## [Data shown]
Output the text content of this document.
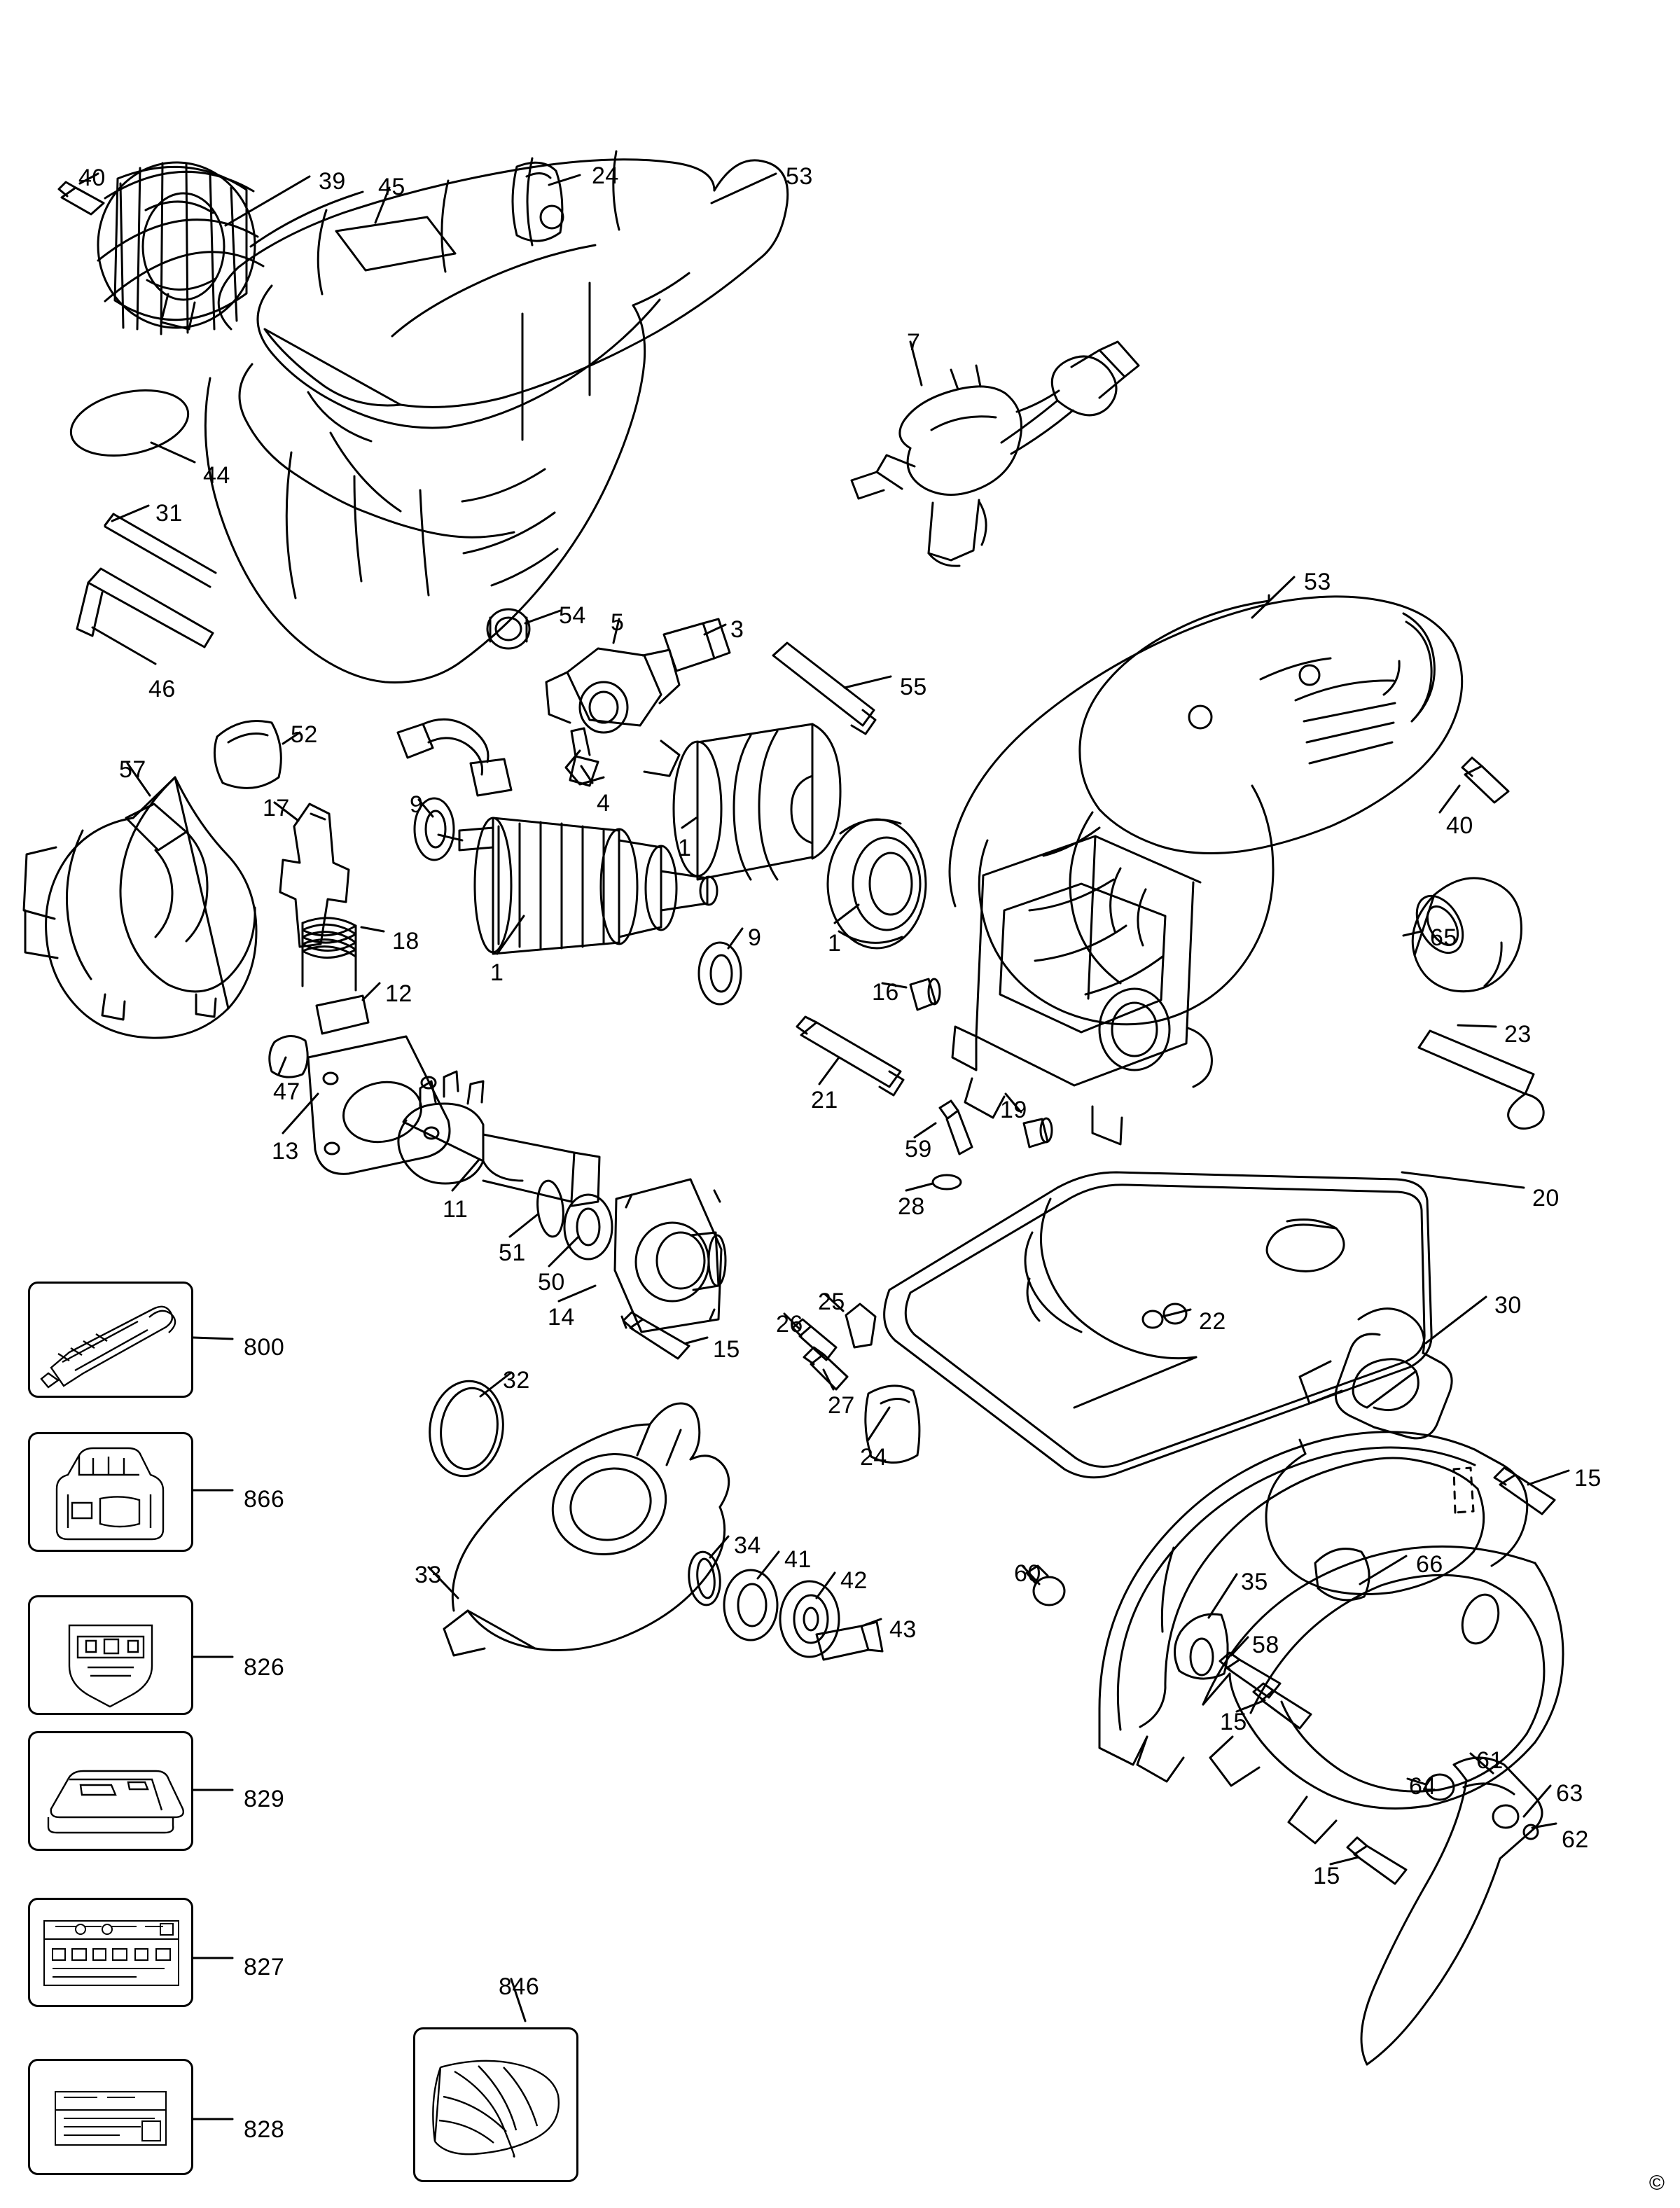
40	39 45	24	53
7
44
31
46
53
54 5	3
55
52
4
9
57
17
1
1
40
18	9
1
65
12	16
23
47	21	19
13	59
11	28	20
51
50
14
25
26	22
30
15
27
800
32
24
866
15
34
41	66
33	42	60	35
826
43
58
15
61
64	63
62
829
15
827
846
828
©
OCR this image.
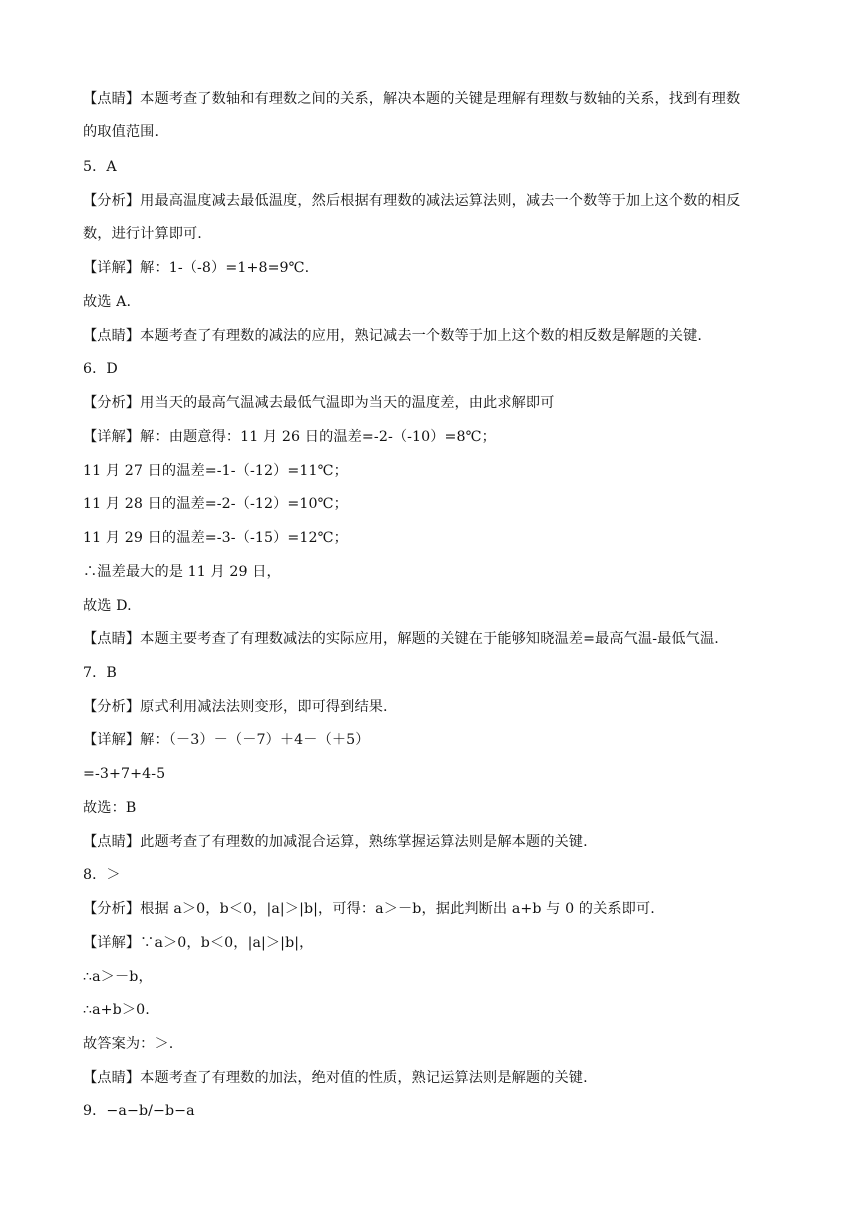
【点睛】本题考查了数轴和有理数之间的关系，解决本题的关键是理解有理数与数轴的关系，找到有理数
的取值范围.
5．A
【分析】用最高温度减去最低温度，然后根据有理数的减法运算法则，减去一个数等于加上这个数的相反
数，进行计算即可.
【详解】解：1-（-8）=1+8=9℃.
故选 A.
【点睛】本题考查了有理数的减法的应用，熟记减去一个数等于加上这个数的相反数是解题的关键.
6．D
【分析】用当天的最高气温减去最低气温即为当天的温度差，由此求解即可
【详解】解：由题意得：11 月 26 日的温差=-2-（-10）=8℃；
11 月 27 日的温差=-1-（-12）=11℃；
11 月 28 日的温差=-2-（-12）=10℃；
11 月 29 日的温差=-3-（-15）=12℃；
∴温差最大的是 11 月 29 日，
故选 D.
【点睛】本题主要考查了有理数减法的实际应用，解题的关键在于能够知晓温差=最高气温-最低气温.
7．B
【分析】原式利用减法法则变形，即可得到结果.
【详解】解：（－3）－（－7）＋4－（＋5）
=-3+7+4-5
故选：B
【点睛】此题考查了有理数的加减混合运算，熟练掌握运算法则是解本题的关键.
8．＞
【分析】根据 a＞0，b＜0，|a|＞|b|，可得：a＞－b，据此判断出 a+b 与 0 的关系即可.
【详解】∵a＞0，b＜0，|a|＞|b|，
∴a＞－b，
∴a+b＞0.
故答案为：＞.
【点睛】本题考查了有理数的加法，绝对值的性质，熟记运算法则是解题的关键.
9．−a−b/−b−a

## [Set problem]
Every line above should be repeated exactly; pictures stay out of the copy.

## [Solution to this task]
Output the text content of this document.
40	39 45	24	53
7
44
31
46
53
54 5	3
55
52
4
9
57
17
1
1
40
18	9
1
65
12	16
23
47	21	19
13	59
11	28	20
51
50
14
25
26	22
30
15
27
800
32
24
866
15
34
41	66
33	42	60	35
826
43
58
15
61
64	63
62
829
15
827
846
828
©
OCR this image.
【点睛】本题考查了数轴和有理数之间的关系，解决本题的关键是理解有理数与数轴的关系，找到有理数
的取值范围.
5．A
【分析】用最高温度减去最低温度，然后根据有理数的减法运算法则，减去一个数等于加上这个数的相反
数，进行计算即可.
【详解】解：1-（-8）=1+8=9℃.
故选 A.
【点睛】本题考查了有理数的减法的应用，熟记减去一个数等于加上这个数的相反数是解题的关键.
6．D
【分析】用当天的最高气温减去最低气温即为当天的温度差，由此求解即可
【详解】解：由题意得：11 月 26 日的温差=-2-（-10）=8℃；
11 月 27 日的温差=-1-（-12）=11℃；
11 月 28 日的温差=-2-（-12）=10℃；
11 月 29 日的温差=-3-（-15）=12℃；
∴温差最大的是 11 月 29 日，
故选 D.
【点睛】本题主要考查了有理数减法的实际应用，解题的关键在于能够知晓温差=最高气温-最低气温.
7．B
【分析】原式利用减法法则变形，即可得到结果.
【详解】解：（－3）－（－7）＋4－（＋5）
=-3+7+4-5
故选：B
【点睛】此题考查了有理数的加减混合运算，熟练掌握运算法则是解本题的关键.
8．＞
【分析】根据 a＞0，b＜0，|a|＞|b|，可得：a＞－b，据此判断出 a+b 与 0 的关系即可.
【详解】∵a＞0，b＜0，|a|＞|b|，
∴a＞－b，
∴a+b＞0.
故答案为：＞.
【点睛】本题考查了有理数的加法，绝对值的性质，熟记运算法则是解题的关键.
9．−a−b/−b−a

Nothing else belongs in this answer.